Exercise task:
Go through the entries below and count the lines holding the word "Managing". Reply with only the number, please.

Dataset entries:

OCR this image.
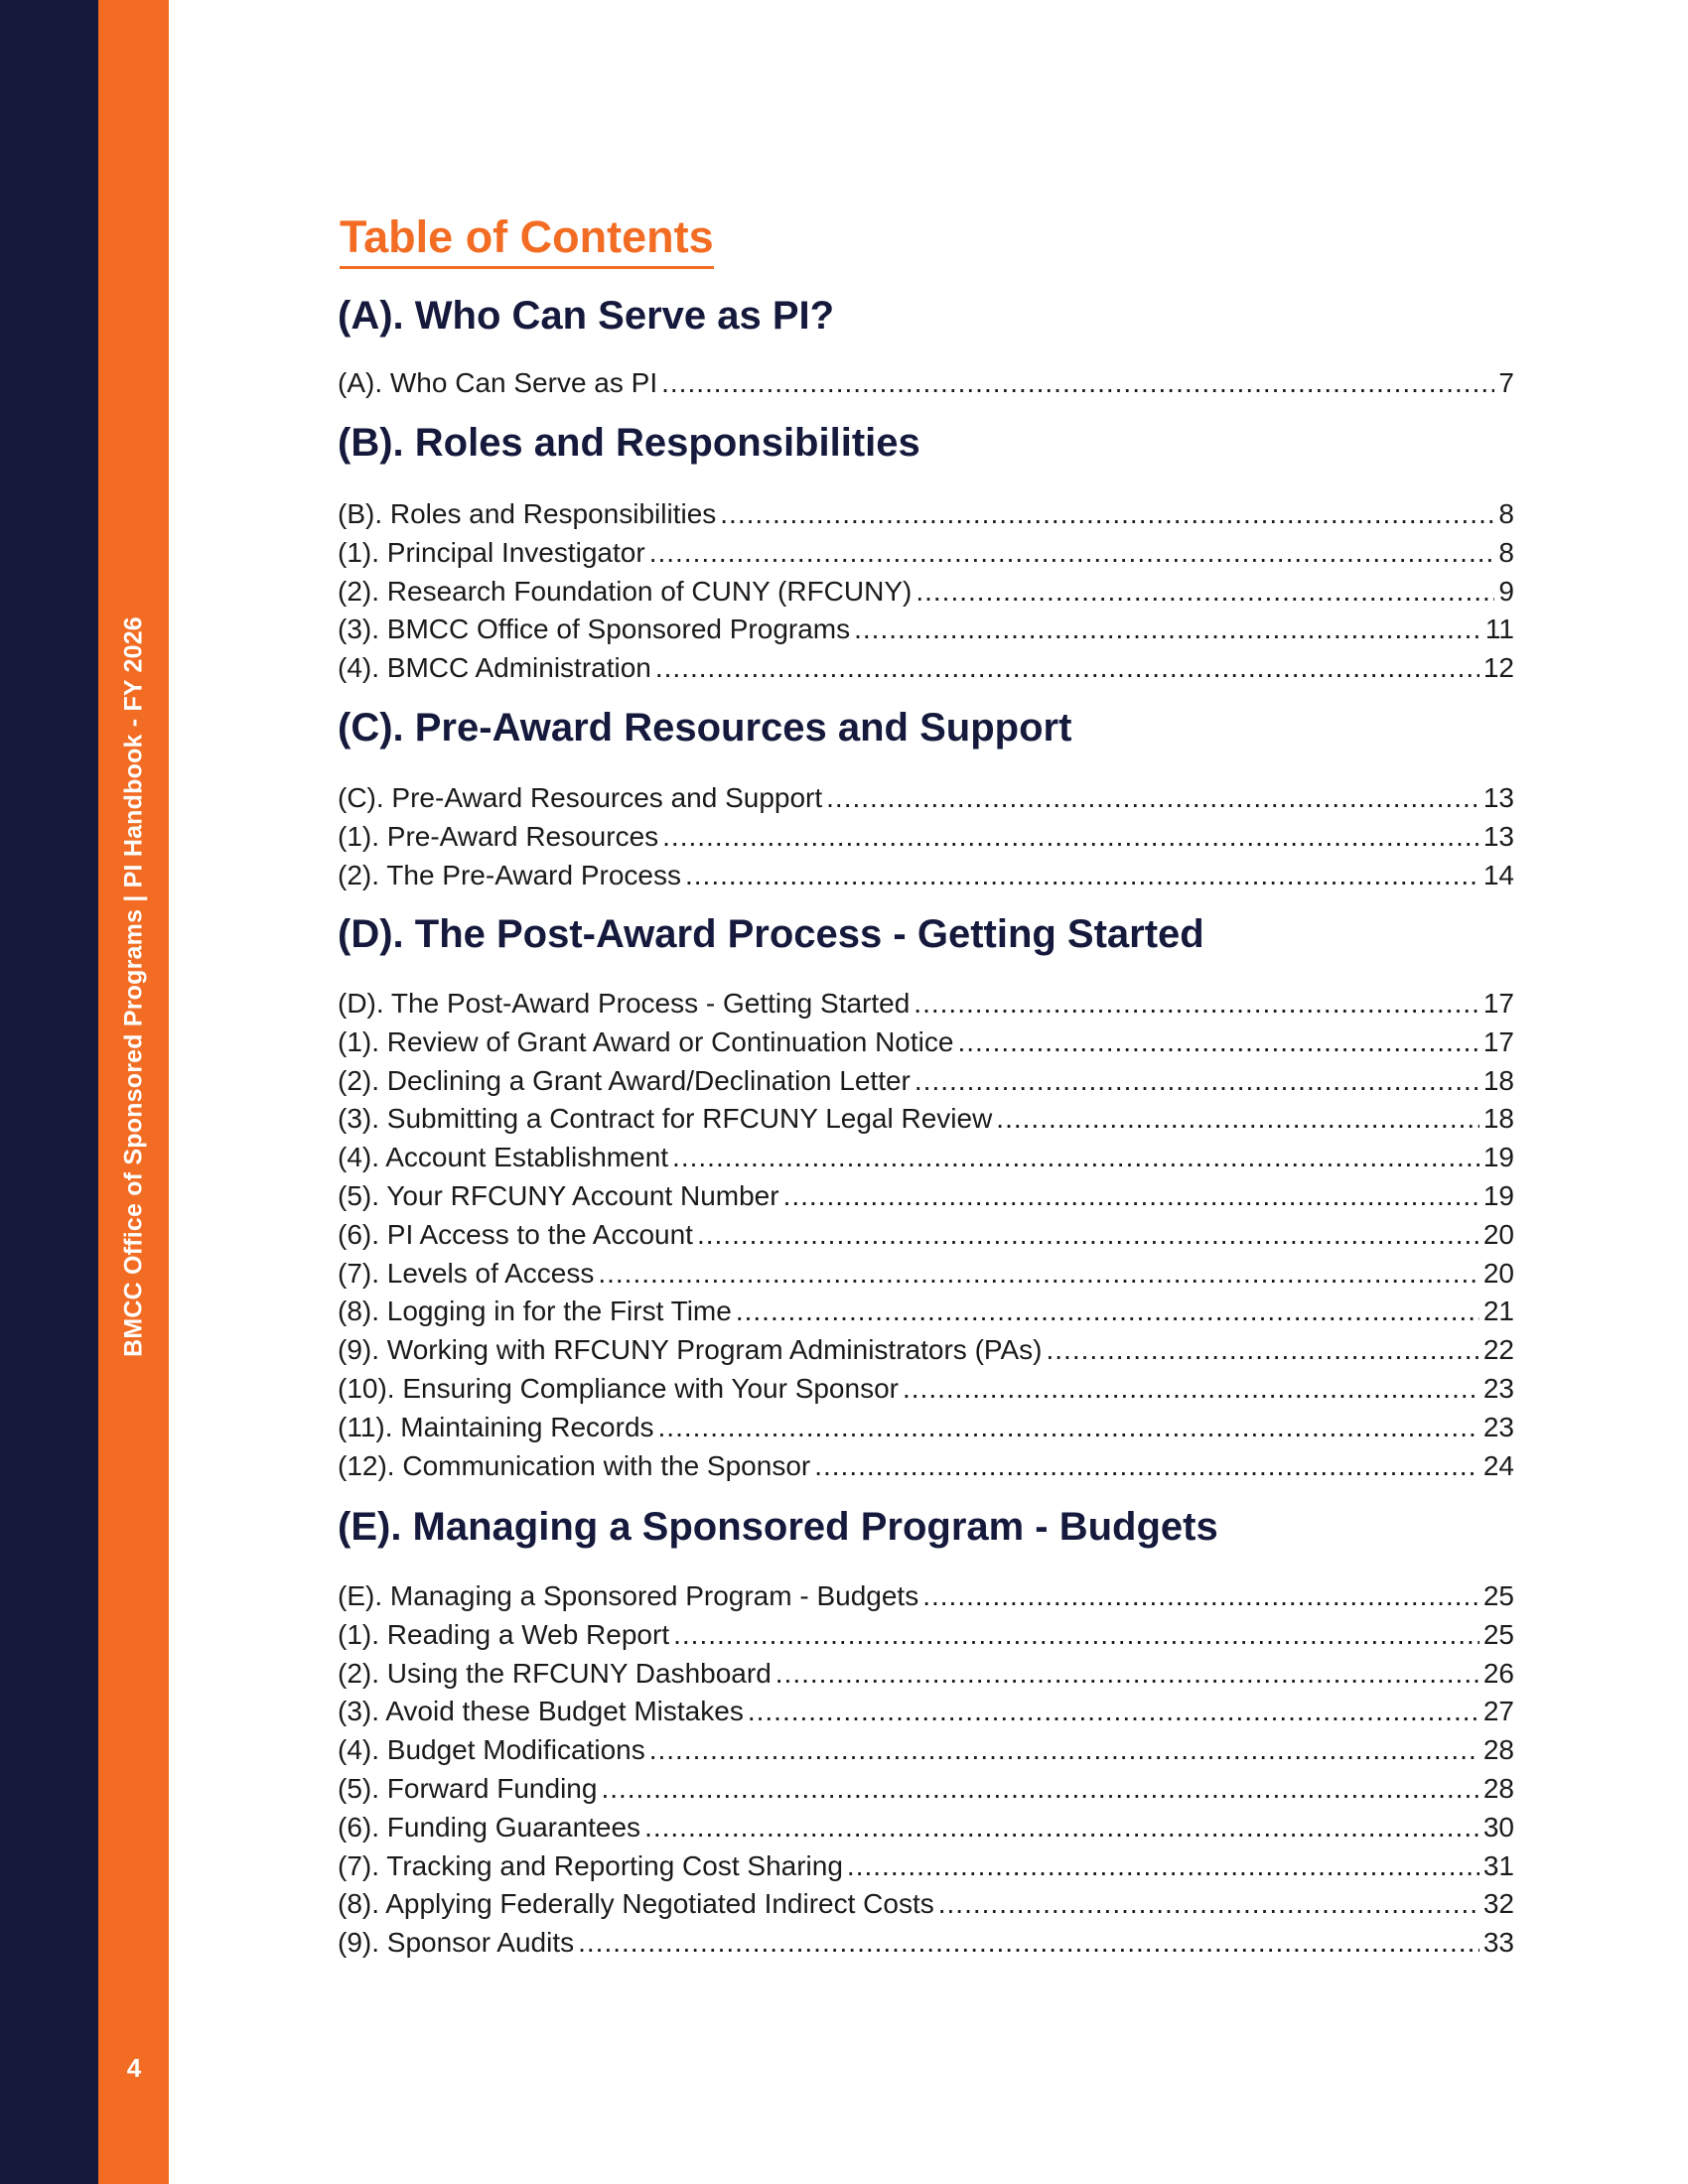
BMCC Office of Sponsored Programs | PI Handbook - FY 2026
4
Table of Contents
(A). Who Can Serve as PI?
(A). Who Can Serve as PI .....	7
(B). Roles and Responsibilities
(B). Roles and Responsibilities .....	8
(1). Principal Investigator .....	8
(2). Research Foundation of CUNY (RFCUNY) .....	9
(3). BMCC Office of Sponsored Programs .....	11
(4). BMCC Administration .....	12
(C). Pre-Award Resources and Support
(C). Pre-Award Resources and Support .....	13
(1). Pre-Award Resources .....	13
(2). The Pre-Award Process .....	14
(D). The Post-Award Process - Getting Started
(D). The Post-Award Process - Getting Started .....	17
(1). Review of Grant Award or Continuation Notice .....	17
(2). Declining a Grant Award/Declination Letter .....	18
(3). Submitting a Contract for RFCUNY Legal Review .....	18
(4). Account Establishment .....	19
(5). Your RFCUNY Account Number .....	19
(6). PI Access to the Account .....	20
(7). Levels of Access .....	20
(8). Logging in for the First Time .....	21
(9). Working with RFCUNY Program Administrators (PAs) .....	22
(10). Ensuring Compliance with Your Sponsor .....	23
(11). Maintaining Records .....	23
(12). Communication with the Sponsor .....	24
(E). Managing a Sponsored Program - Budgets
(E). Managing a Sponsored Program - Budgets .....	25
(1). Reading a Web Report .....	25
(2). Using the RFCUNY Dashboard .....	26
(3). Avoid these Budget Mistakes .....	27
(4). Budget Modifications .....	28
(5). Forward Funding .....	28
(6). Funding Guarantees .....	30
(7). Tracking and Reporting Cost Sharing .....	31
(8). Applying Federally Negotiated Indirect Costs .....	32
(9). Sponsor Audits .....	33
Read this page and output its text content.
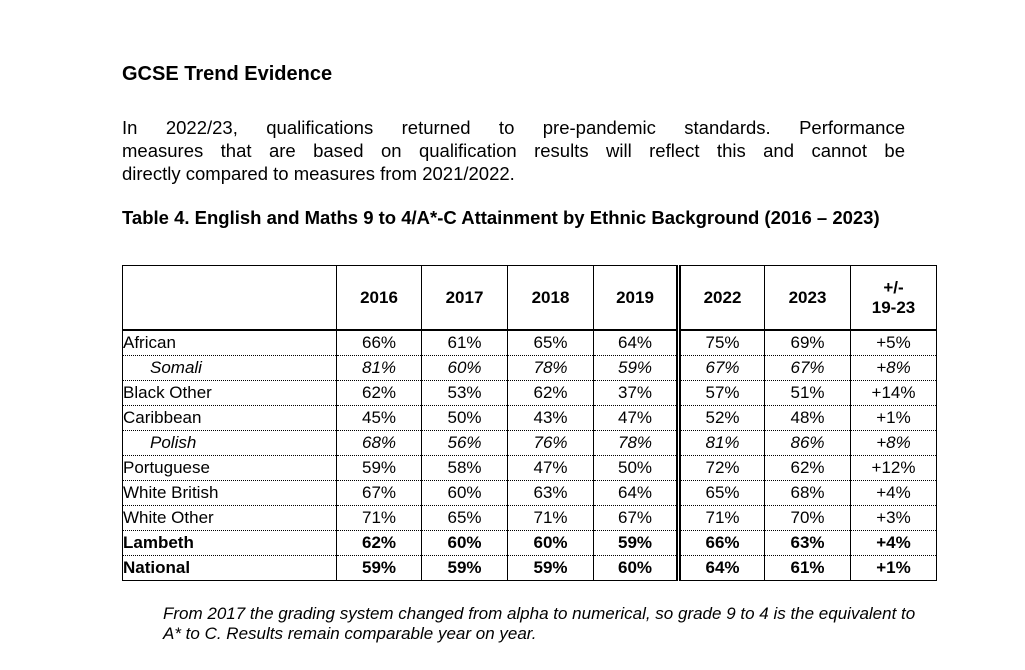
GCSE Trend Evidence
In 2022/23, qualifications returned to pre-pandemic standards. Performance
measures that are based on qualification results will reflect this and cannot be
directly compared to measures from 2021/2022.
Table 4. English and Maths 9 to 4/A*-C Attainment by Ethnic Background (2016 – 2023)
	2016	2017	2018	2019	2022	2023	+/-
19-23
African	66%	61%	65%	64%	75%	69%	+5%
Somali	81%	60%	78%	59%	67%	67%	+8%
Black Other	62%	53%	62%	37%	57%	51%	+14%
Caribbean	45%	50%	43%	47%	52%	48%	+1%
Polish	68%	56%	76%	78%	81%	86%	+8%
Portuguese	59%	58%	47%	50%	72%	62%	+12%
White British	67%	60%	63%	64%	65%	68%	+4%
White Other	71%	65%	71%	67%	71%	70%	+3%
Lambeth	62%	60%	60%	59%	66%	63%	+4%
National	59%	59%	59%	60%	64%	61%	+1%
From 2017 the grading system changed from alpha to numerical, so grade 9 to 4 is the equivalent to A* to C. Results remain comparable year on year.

Solution to the problem:
2